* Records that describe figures
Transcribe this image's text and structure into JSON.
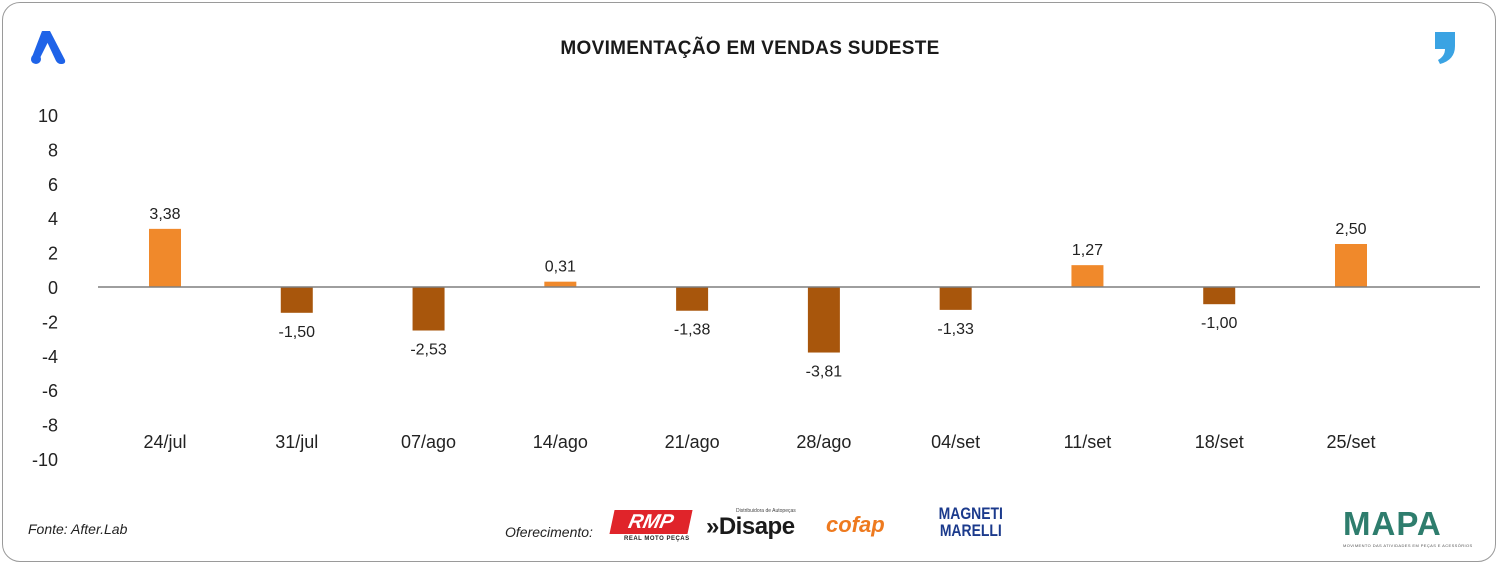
{
  "title": "MOVIMENTAÇÃO EM VENDAS SUDESTE",
  "source": "Fonte: After.Lab",
  "sponsors_label": "Oferecimento:",
  "sponsors": {
    "rmp": "RMP",
    "rmp_sub": "REAL MOTO PEÇAS",
    "disape": "»Disape",
    "disape_sub": "Distribuidora de Autopeças",
    "cofap": "cofap",
    "magneti_line1": "MAGNETI",
    "magneti_line2": "MARELLI",
    "mapa": "MAPA",
    "mapa_sub": "MOVIMENTO DAS ATIVIDADES EM PEÇAS E ACESSÓRIOS"
  },
  "icons": {
    "left_logo": "afterlab-a-logo",
    "right_logo": "comma-logo"
  },
  "colors": {
    "positive": "#f0892b",
    "negative": "#a8560c",
    "axis": "#7f7f7f",
    "logo_blue": "#1f63e8",
    "logo_cyan": "#3aa3e3"
  },
  "chart_data": {
    "type": "bar",
    "title": "MOVIMENTAÇÃO EM VENDAS SUDESTE",
    "xlabel": "",
    "ylabel": "",
    "categories": [
      "24/jul",
      "31/jul",
      "07/ago",
      "14/ago",
      "21/ago",
      "28/ago",
      "04/set",
      "11/set",
      "18/set",
      "25/set"
    ],
    "values": [
      3.38,
      -1.5,
      -2.53,
      0.31,
      -1.38,
      -3.81,
      -1.33,
      1.27,
      -1.0,
      2.5
    ],
    "value_labels": [
      "3,38",
      "-1,50",
      "-2,53",
      "0,31",
      "-1,38",
      "-3,81",
      "-1,33",
      "1,27",
      "-1,00",
      "2,50"
    ],
    "ylim": [
      -10,
      10
    ],
    "yticks": [
      10,
      8,
      6,
      4,
      2,
      0,
      -2,
      -4,
      -6,
      -8,
      -10
    ],
    "ytick_labels": [
      "10",
      "8",
      "6",
      "4",
      "2",
      "0",
      "-2",
      "-4",
      "-6",
      "-8",
      "-10"
    ],
    "grid": false,
    "legend": "none"
  }
}
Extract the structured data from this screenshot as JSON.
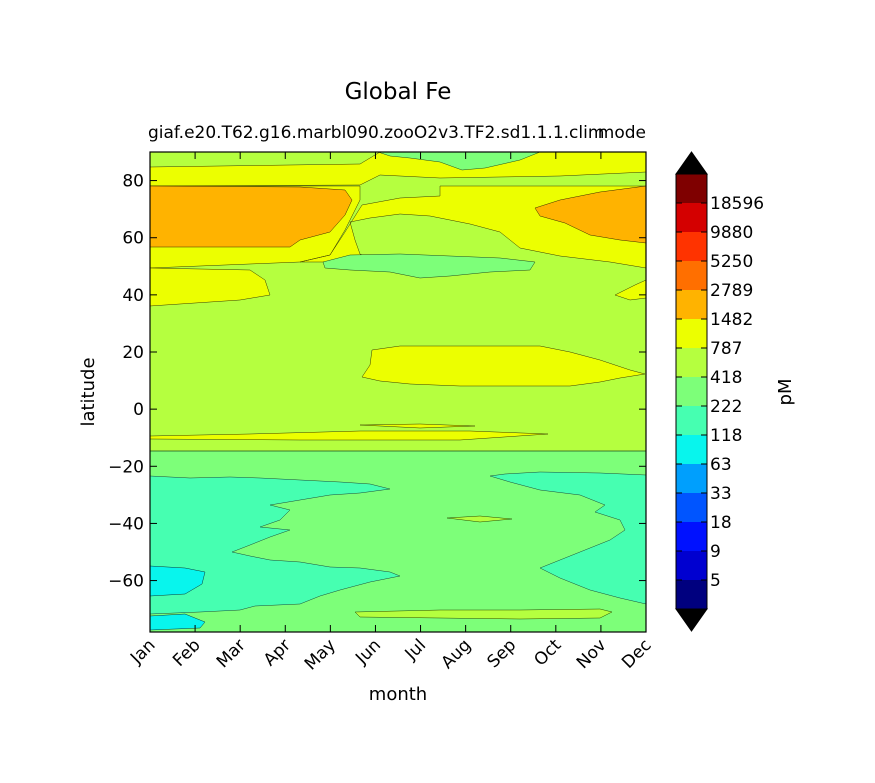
{
  "chart_data": {
    "type": "heatmap",
    "title": "Global Fe",
    "subtitle_left": "giaf.e20.T62.g16.marbl090.zooO2v3.TF2.sd1.1.1.clim",
    "subtitle_right": "mode",
    "xlabel": "month",
    "ylabel": "latitude",
    "colorbar_label": "pM",
    "x_categories": [
      "Jan",
      "Feb",
      "Mar",
      "Apr",
      "May",
      "Jun",
      "Jul",
      "Aug",
      "Sep",
      "Oct",
      "Nov",
      "Dec"
    ],
    "y_ticks": [
      80,
      60,
      40,
      20,
      0,
      -20,
      -40,
      -60
    ],
    "ylim": [
      -78,
      90
    ],
    "colorbar_levels": [
      "18596",
      "9880",
      "5250",
      "2789",
      "1482",
      "787",
      "418",
      "222",
      "118",
      "63",
      "33",
      "18",
      "9",
      "5"
    ],
    "colorbar_colors": [
      "#000000",
      "#7f0000",
      "#d40000",
      "#ff3300",
      "#ff6f00",
      "#ffb300",
      "#ecff00",
      "#b5ff3f",
      "#7dff79",
      "#46ffb1",
      "#08f5ed",
      "#009ffd",
      "#0055ff",
      "#0011ff",
      "#0000d0",
      "#00007f",
      "#000000"
    ],
    "bands": [
      {
        "name": "band-arctic",
        "lat_from": 90,
        "lat_to": 84,
        "color": "#ecff00",
        "value": "787-1482"
      },
      {
        "name": "band-high-north",
        "lat_from": 84,
        "lat_to": 56,
        "color": "#ffb300",
        "value": "1482-2789"
      },
      {
        "name": "band-mid-north",
        "lat_from": 56,
        "lat_to": 36,
        "color": "#ecff00",
        "value": "787-1482"
      },
      {
        "name": "band-north-subtropics",
        "lat_from": 36,
        "lat_to": -15,
        "color": "#b5ff3f",
        "value": "418-787"
      },
      {
        "name": "band-south-subtropics",
        "lat_from": -15,
        "lat_to": -25,
        "color": "#7dff79",
        "value": "222-418"
      },
      {
        "name": "band-southern-ocean",
        "lat_from": -25,
        "lat_to": -72,
        "color": "#46ffb1",
        "value": "118-222"
      },
      {
        "name": "band-antarctic",
        "lat_from": -72,
        "lat_to": -78,
        "color": "#08f5ed",
        "value": "63-118"
      }
    ]
  }
}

* Requirement
Copy out the data above exactly, except the pictures.

* Exercise output
Transcribe this image's text and structure into JSON.
{
  "title": "MOVIMENTAÇÃO EM VENDAS SUDESTE",
  "source": "Fonte: After.Lab",
  "sponsors_label": "Oferecimento:",
  "sponsors": {
    "rmp": "RMP",
    "rmp_sub": "REAL MOTO PEÇAS",
    "disape": "»Disape",
    "disape_sub": "Distribuidora de Autopeças",
    "cofap": "cofap",
    "magneti_line1": "MAGNETI",
    "magneti_line2": "MARELLI",
    "mapa": "MAPA",
    "mapa_sub": "MOVIMENTO DAS ATIVIDADES EM PEÇAS E ACESSÓRIOS"
  },
  "icons": {
    "left_logo": "afterlab-a-logo",
    "right_logo": "comma-logo"
  },
  "colors": {
    "positive": "#f0892b",
    "negative": "#a8560c",
    "axis": "#7f7f7f",
    "logo_blue": "#1f63e8",
    "logo_cyan": "#3aa3e3"
  },
  "chart_data": {
    "type": "bar",
    "title": "MOVIMENTAÇÃO EM VENDAS SUDESTE",
    "xlabel": "",
    "ylabel": "",
    "categories": [
      "24/jul",
      "31/jul",
      "07/ago",
      "14/ago",
      "21/ago",
      "28/ago",
      "04/set",
      "11/set",
      "18/set",
      "25/set"
    ],
    "values": [
      3.38,
      -1.5,
      -2.53,
      0.31,
      -1.38,
      -3.81,
      -1.33,
      1.27,
      -1.0,
      2.5
    ],
    "value_labels": [
      "3,38",
      "-1,50",
      "-2,53",
      "0,31",
      "-1,38",
      "-3,81",
      "-1,33",
      "1,27",
      "-1,00",
      "2,50"
    ],
    "ylim": [
      -10,
      10
    ],
    "yticks": [
      10,
      8,
      6,
      4,
      2,
      0,
      -2,
      -4,
      -6,
      -8,
      -10
    ],
    "ytick_labels": [
      "10",
      "8",
      "6",
      "4",
      "2",
      "0",
      "-2",
      "-4",
      "-6",
      "-8",
      "-10"
    ],
    "grid": false,
    "legend": "none"
  }
}
Extract the structured data from this screenshot as JSON.
{
  "chart_data": {
    "type": "heatmap",
    "title": "Global Fe",
    "subtitle_left": "giaf.e20.T62.g16.marbl090.zooO2v3.TF2.sd1.1.1.clim",
    "subtitle_right": "mode",
    "xlabel": "month",
    "ylabel": "latitude",
    "colorbar_label": "pM",
    "x_categories": [
      "Jan",
      "Feb",
      "Mar",
      "Apr",
      "May",
      "Jun",
      "Jul",
      "Aug",
      "Sep",
      "Oct",
      "Nov",
      "Dec"
    ],
    "y_ticks": [
      80,
      60,
      40,
      20,
      0,
      -20,
      -40,
      -60
    ],
    "ylim": [
      -78,
      90
    ],
    "colorbar_levels": [
      "18596",
      "9880",
      "5250",
      "2789",
      "1482",
      "787",
      "418",
      "222",
      "118",
      "63",
      "33",
      "18",
      "9",
      "5"
    ],
    "colorbar_colors": [
      "#000000",
      "#7f0000",
      "#d40000",
      "#ff3300",
      "#ff6f00",
      "#ffb300",
      "#ecff00",
      "#b5ff3f",
      "#7dff79",
      "#46ffb1",
      "#08f5ed",
      "#009ffd",
      "#0055ff",
      "#0011ff",
      "#0000d0",
      "#00007f",
      "#000000"
    ],
    "bands": [
      {
        "name": "band-arctic",
        "lat_from": 90,
        "lat_to": 84,
        "color": "#ecff00",
        "value": "787-1482"
      },
      {
        "name": "band-high-north",
        "lat_from": 84,
        "lat_to": 56,
        "color": "#ffb300",
        "value": "1482-2789"
      },
      {
        "name": "band-mid-north",
        "lat_from": 56,
        "lat_to": 36,
        "color": "#ecff00",
        "value": "787-1482"
      },
      {
        "name": "band-north-subtropics",
        "lat_from": 36,
        "lat_to": -15,
        "color": "#b5ff3f",
        "value": "418-787"
      },
      {
        "name": "band-south-subtropics",
        "lat_from": -15,
        "lat_to": -25,
        "color": "#7dff79",
        "value": "222-418"
      },
      {
        "name": "band-southern-ocean",
        "lat_from": -25,
        "lat_to": -72,
        "color": "#46ffb1",
        "value": "118-222"
      },
      {
        "name": "band-antarctic",
        "lat_from": -72,
        "lat_to": -78,
        "color": "#08f5ed",
        "value": "63-118"
      }
    ]
  }
}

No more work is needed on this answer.